Collection entries:
------------------------------------

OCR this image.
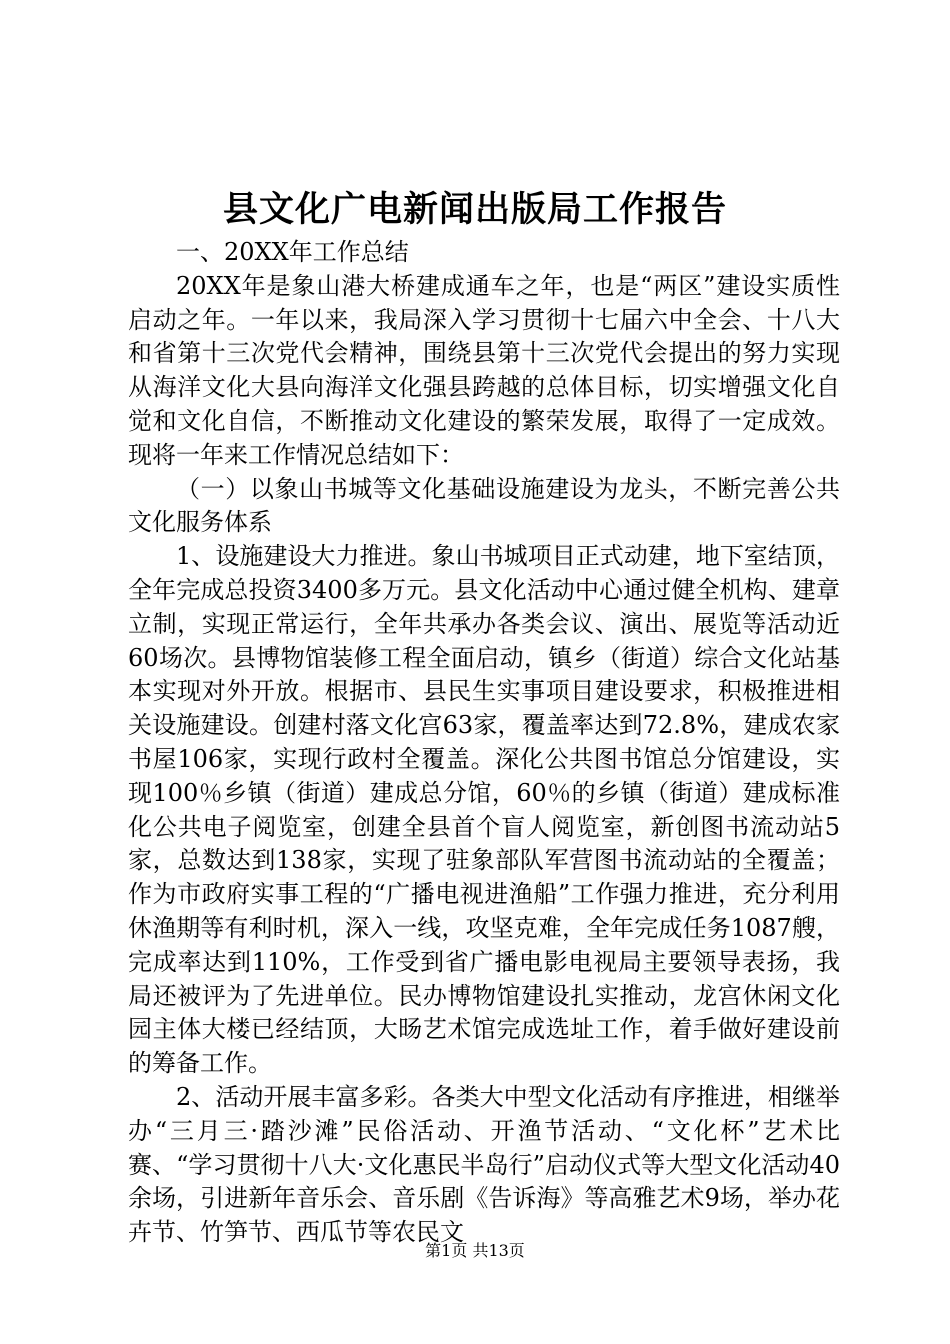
县文化广电新闻出版局工作报告

一、20XX年工作总结

20XX年是象山港大桥建成通车之年，也是“两区”建设实质性启动之年。一年以来，我局深入学习贯彻十七届六中全会、十八大和省第十三次党代会精神，围绕县第十三次党代会提出的努力实现从海洋文化大县向海洋文化强县跨越的总体目标，切实增强文化自觉和文化自信，不断推动文化建设的繁荣发展，取得了一定成效。现将一年来工作情况总结如下：

（一）以象山书城等文化基础设施建设为龙头，不断完善公共文化服务体系

1、设施建设大力推进。象山书城项目正式动建，地下室结顶，全年完成总投资3400多万元。县文化活动中心通过健全机构、建章立制，实现正常运行，全年共承办各类会议、演出、展览等活动近60场次。县博物馆装修工程全面启动，镇乡（街道）综合文化站基本实现对外开放。根据市、县民生实事项目建设要求，积极推进相关设施建设。创建村落文化宫63家，覆盖率达到72.8%，建成农家书屋106家，实现行政村全覆盖。深化公共图书馆总分馆建设，实现100％乡镇（街道）建成总分馆，60％的乡镇（街道）建成标准化公共电子阅览室，创建全县首个盲人阅览室，新创图书流动站5家，总数达到138家，实现了驻象部队军营图书流动站的全覆盖；作为市政府实事工程的“广播电视进渔船”工作强力推进，充分利用休渔期等有利时机，深入一线，攻坚克难，全年完成任务1087艘，完成率达到110%，工作受到省广播电影电视局主要领导表扬，我局还被评为了先进单位。民办博物馆建设扎实推动，龙宫休闲文化园主体大楼已经结顶，大旸艺术馆完成选址工作，着手做好建设前的筹备工作。

2、活动开展丰富多彩。各类大中型文化活动有序推进，相继举办“三月三·踏沙滩”民俗活动、开渔节活动、“文化杯”艺术比赛、“学习贯彻十八大·文化惠民半岛行”启动仪式等大型文化活动40余场，引进新年音乐会、音乐剧《告诉海》等高雅艺术9场，举办花卉节、竹笋节、西瓜节等农民文

第1页 共13页
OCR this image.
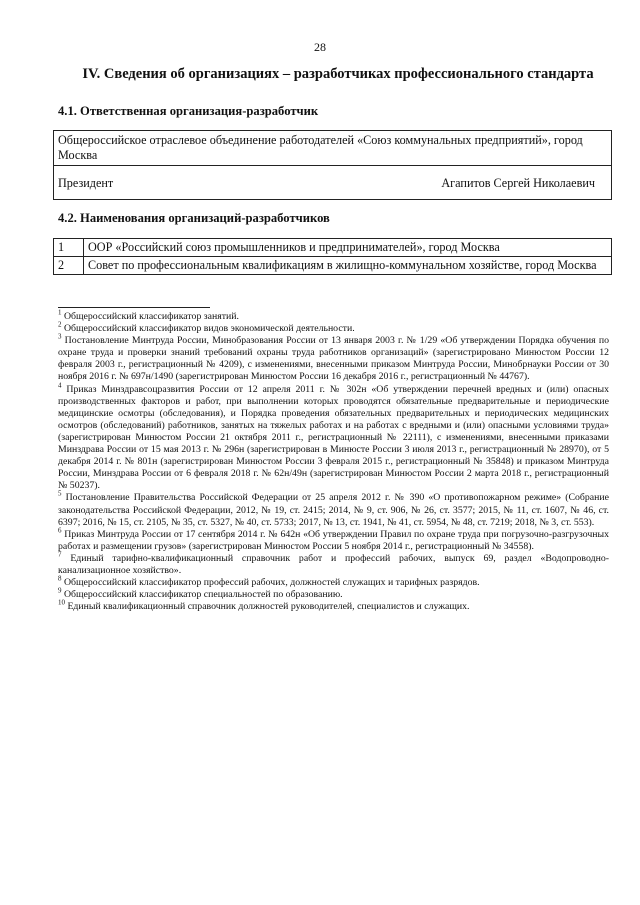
28
IV. Сведения об организациях – разработчиках профессионального стандарта
4.1. Ответственная организация-разработчик
Общероссийское отраслевое объединение работодателей «Союз коммунальных предприятий», город Москва

Президент	Агапитов Сергей Николаевич
4.2. Наименования организаций-разработчиков
1	ООР «Российский союз промышленников и предпринимателей», город Москва
2	Совет по профессиональным квалификациям в жилищно-коммунальном хозяйстве, город Москва

$^1$ Общероссийский классификатор занятий.

$^2$ Общероссийский классификатор видов экономической деятельности.

$^3$ Постановление Минтруда России, Минобразования России от 13 января 2003 г. № 1/29 «Об утверждении Порядка обучения по охране труда и проверки знаний требований охраны труда работников организаций» (зарегистрировано Минюстом России 12 февраля 2003 г., регистрационный № 4209), с изменениями, внесенными приказом Минтруда России, Минобрнауки России от 30 ноября 2016 г. № 697н/1490 (зарегистрирован Минюстом России 16 декабря 2016 г., регистрационный № 44767).

$^4$ Приказ Минздравсоцразвития России от 12 апреля 2011 г. № 302н «Об утверждении перечней вредных и (или) опасных производственных факторов и работ, при выполнении которых проводятся обязательные предварительные и периодические медицинские осмотры (обследования), и Порядка проведения обязательных предварительных и периодических медицинских осмотров (обследований) работников, занятых на тяжелых работах и на работах с вредными и (или) опасными условиями труда» (зарегистрирован Минюстом России 21 октября 2011 г., регистрационный № 22111), с изменениями, внесенными приказами Минздрава России от 15 мая 2013 г. № 296н (зарегистрирован в Минюсте России 3 июля 2013 г., регистрационный № 28970), от 5 декабря 2014 г. № 801н (зарегистрирован Минюстом России 3 февраля 2015 г., регистрационный № 35848) и приказом Минтруда России, Минздрава России от 6 февраля 2018 г. № 62н/49н (зарегистрирован Минюстом России 2 марта 2018 г., регистрационный № 50237).

$^5$ Постановление Правительства Российской Федерации от 25 апреля 2012 г. № 390 «О противопожарном режиме» (Собрание законодательства Российской Федерации, 2012, № 19, ст. 2415; 2014, № 9, ст. 906, № 26, ст. 3577; 2015, № 11, ст. 1607, № 46, ст. 6397; 2016, № 15, ст. 2105, № 35, ст. 5327, № 40, ст. 5733; 2017, № 13, ст. 1941, № 41, ст. 5954, № 48, ст. 7219; 2018, № 3, ст. 553).

$^6$ Приказ Минтруда России от 17 сентября 2014 г. № 642н «Об утверждении Правил по охране труда при погрузочно-разгрузочных работах и размещении грузов» (зарегистрирован Минюстом России 5 ноября 2014 г., регистрационный № 34558).

$^7$ Единый тарифно-квалификационный справочник работ и профессий рабочих, выпуск 69, раздел «Водопроводно-канализационное хозяйство».

$^8$ Общероссийский классификатор профессий рабочих, должностей служащих и тарифных разрядов.

$^9$ Общероссийский классификатор специальностей по образованию.

$^{10}$ Единый квалификационный справочник должностей руководителей, специалистов и служащих.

------------------------------------

#### [Requirements]
Determine how many lines of the listing hold the word "ноября" and reply with that figure alone.

#### [Response below]
2